>> Start Exercise inputs
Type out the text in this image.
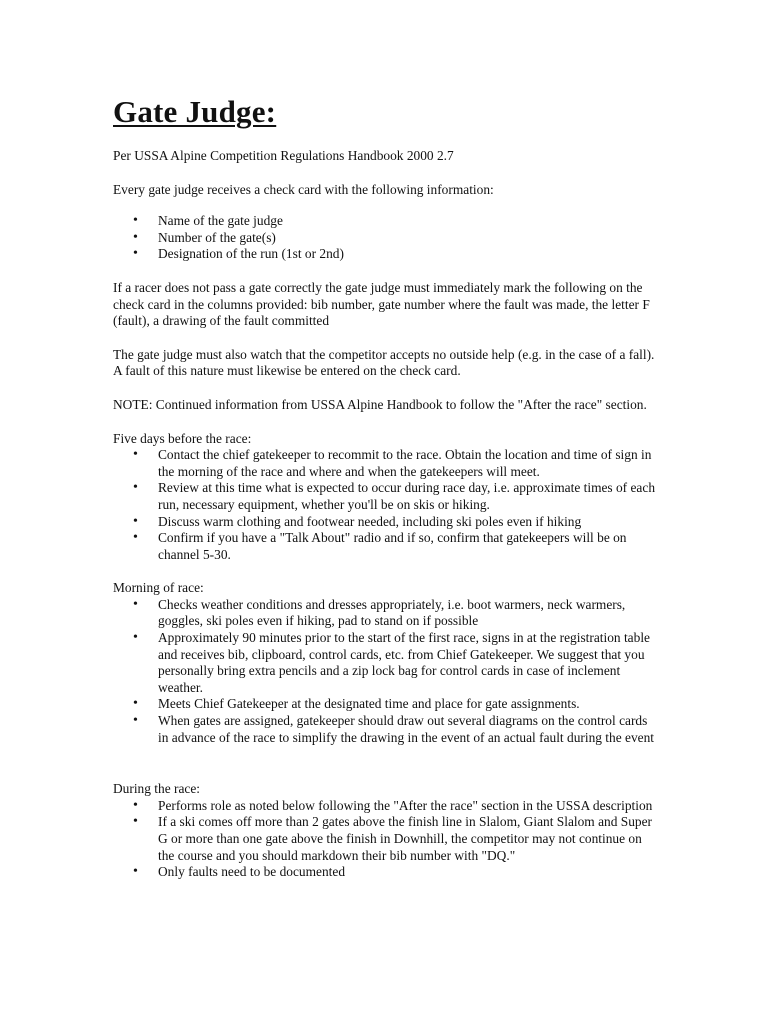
Gate Judge:

Per USSA Alpine Competition Regulations Handbook 2000 2.7

Every gate judge receives a check card with the following information:

• Name of the gate judge
• Number of the gate(s)
• Designation of the run (1st or 2nd)

If a racer does not pass a gate correctly the gate judge must immediately mark the following on the check card in the columns provided: bib number, gate number where the fault was made, the letter F (fault), a drawing of the fault committed

The gate judge must also watch that the competitor accepts no outside help (e.g. in the case of a fall). A fault of this nature must likewise be entered on the check card.

NOTE: Continued information from USSA Alpine Handbook to follow the "After the race" section.

Five days before the race:

• Contact the chief gatekeeper to recommit to the race. Obtain the location and time of sign in the morning of the race and where and when the gatekeepers will meet.
• Review at this time what is expected to occur during race day, i.e. approximate times of each run, necessary equipment, whether you'll be on skis or hiking.
• Discuss warm clothing and footwear needed, including ski poles even if hiking
• Confirm if you have a "Talk About" radio and if so, confirm that gatekeepers will be on channel 5-30.

Morning of race:

• Checks weather conditions and dresses appropriately, i.e. boot warmers, neck warmers, goggles, ski poles even if hiking, pad to stand on if possible
• Approximately 90 minutes prior to the start of the first race, signs in at the registration table and receives bib, clipboard, control cards, etc. from Chief Gatekeeper. We suggest that you personally bring extra pencils and a zip lock bag for control cards in case of inclement weather.
• Meets Chief Gatekeeper at the designated time and place for gate assignments.
• When gates are assigned, gatekeeper should draw out several diagrams on the control cards in advance of the race to simplify the drawing in the event of an actual fault during the event

During the race:

• Performs role as noted below following the "After the race" section in the USSA description
• If a ski comes off more than 2 gates above the finish line in Slalom, Giant Slalom and Super G or more than one gate above the finish in Downhill, the competitor may not continue on the course and you should markdown their bib number with "DQ."
• Only faults need to be documented
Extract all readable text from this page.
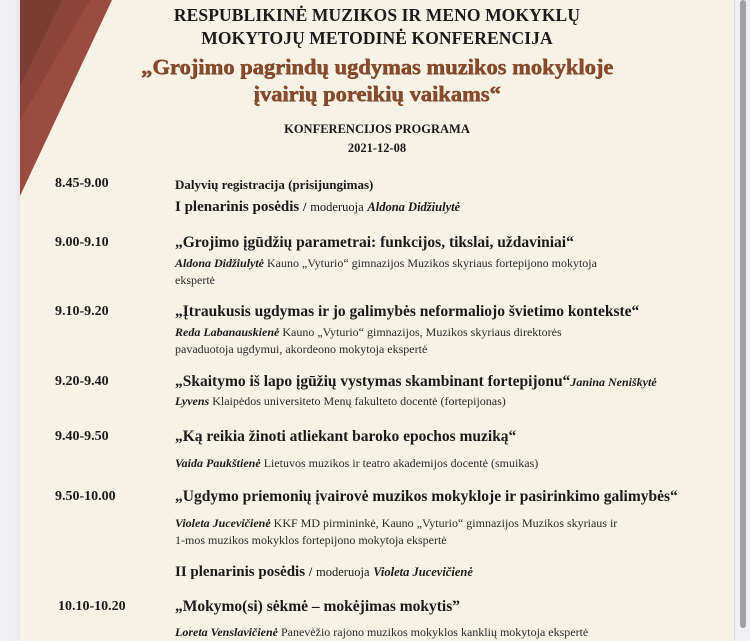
RESPUBLIKINĖ MUZIKOS IR MENO MOKYKLŲ
MOKYTOJŲ METODINĖ KONFERENCIJA
„Grojimo pagrindų ugdymas muzikos mokykloje
įvairių poreikių vaikams“
KONFERENCIJOS PROGRAMA
2021-12-08
8.45-9.00	Dalyvių registracija (prisijungimas)
I plenarinis posėdis / moderuoja Aldona Didžiulytė
9.00-9.10	„Grojimo įgūdžių parametrai: funkcijos, tikslai, uždaviniai“
Aldona Didžiulytė Kauno „Vyturio“ gimnazijos Muzikos skyriaus fortepijono mokytoja
ekspertė
9.10-9.20	„Įtraukusis ugdymas ir jo galimybės neformaliojo švietimo kontekste“
Reda Labanauskienė Kauno „Vyturio“ gimnazijos, Muzikos skyriaus direktorės
pavaduotoja ugdymui, akordeono mokytoja ekspertė
9.20-9.40	„Skaitymo iš lapo įgūžių vystymas skambinant fortepijonu“Janina Neniškytė
Lyvens Klaipėdos universiteto Menų fakulteto docentė (fortepijonas)
9.40-9.50	„Ką reikia žinoti atliekant baroko epochos muziką“
Vaida Paukštienė Lietuvos muzikos ir teatro akademijos docentė (smuikas)
9.50-10.00	„Ugdymo priemonių įvairovė muzikos mokykloje ir pasirinkimo galimybės“
Violeta Jucevičienė KKF MD pirmininkė, Kauno „Vyturio“ gimnazijos Muzikos skyriaus ir
1-mos muzikos mokyklos fortepijono mokytoja ekspertė
II plenarinis posėdis / moderuoja Violeta Jucevičienė
10.10-10.20	„Mokymo(si) sėkmė – mokėjimas mokytis”
Loreta Venslavičienė Panevėžio rajono muzikos mokyklos kanklių mokytoja ekspertė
>> End Exercise inputs
Instruction>
Gather each line holding the string "competitor".

Problem solution>
The gate judge must also watch that the competitor accepts no outside help (e.g. in the case of a fall). A fault of this nature must likewise be entered on the check card.
• If a ski comes off more than 2 gates above the finish line in Slalom, Giant Slalom and Super G or more than one gate above the finish in Downhill, the competitor may not continue on the course and you should markdown their bib number with "DQ."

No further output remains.